▶ REQUIRED TASK: Look through the data below and return each line where "Size" appears.

▶ SUPPLIED MATERIAL:
------------------------------------------------------------
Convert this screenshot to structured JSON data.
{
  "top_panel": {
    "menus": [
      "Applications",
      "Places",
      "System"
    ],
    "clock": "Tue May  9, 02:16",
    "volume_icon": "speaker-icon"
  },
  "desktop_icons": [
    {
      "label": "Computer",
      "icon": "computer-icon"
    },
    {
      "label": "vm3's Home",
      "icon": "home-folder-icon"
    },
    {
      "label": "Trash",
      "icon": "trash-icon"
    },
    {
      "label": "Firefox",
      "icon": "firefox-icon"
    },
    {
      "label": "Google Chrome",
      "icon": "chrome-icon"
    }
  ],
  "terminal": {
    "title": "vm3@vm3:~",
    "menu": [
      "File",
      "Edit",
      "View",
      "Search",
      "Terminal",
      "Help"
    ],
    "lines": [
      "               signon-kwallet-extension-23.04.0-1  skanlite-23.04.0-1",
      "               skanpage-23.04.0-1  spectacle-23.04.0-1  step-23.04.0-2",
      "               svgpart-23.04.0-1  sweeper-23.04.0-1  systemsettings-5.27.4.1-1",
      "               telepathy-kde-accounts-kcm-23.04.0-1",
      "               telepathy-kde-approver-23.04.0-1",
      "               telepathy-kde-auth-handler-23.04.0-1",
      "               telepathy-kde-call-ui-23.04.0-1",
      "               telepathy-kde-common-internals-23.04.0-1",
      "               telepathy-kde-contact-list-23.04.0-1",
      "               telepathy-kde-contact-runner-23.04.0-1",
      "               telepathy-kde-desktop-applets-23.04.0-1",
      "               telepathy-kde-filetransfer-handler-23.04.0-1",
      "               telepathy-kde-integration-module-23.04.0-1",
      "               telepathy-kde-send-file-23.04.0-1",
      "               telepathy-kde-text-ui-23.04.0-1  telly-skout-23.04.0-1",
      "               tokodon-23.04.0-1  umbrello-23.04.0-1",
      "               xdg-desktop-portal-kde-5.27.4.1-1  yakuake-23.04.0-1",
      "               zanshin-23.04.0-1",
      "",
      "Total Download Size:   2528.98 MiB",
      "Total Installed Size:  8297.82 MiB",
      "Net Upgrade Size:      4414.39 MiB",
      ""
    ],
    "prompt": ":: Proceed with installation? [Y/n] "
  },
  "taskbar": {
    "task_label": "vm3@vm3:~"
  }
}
------------------------------------------------------------
▶ WRITTEN SOLUTION:
      "Total Download Size:   2528.98 MiB",
      "Total Installed Size:  8297.82 MiB",
      "Net Upgrade Size:      4414.39 MiB",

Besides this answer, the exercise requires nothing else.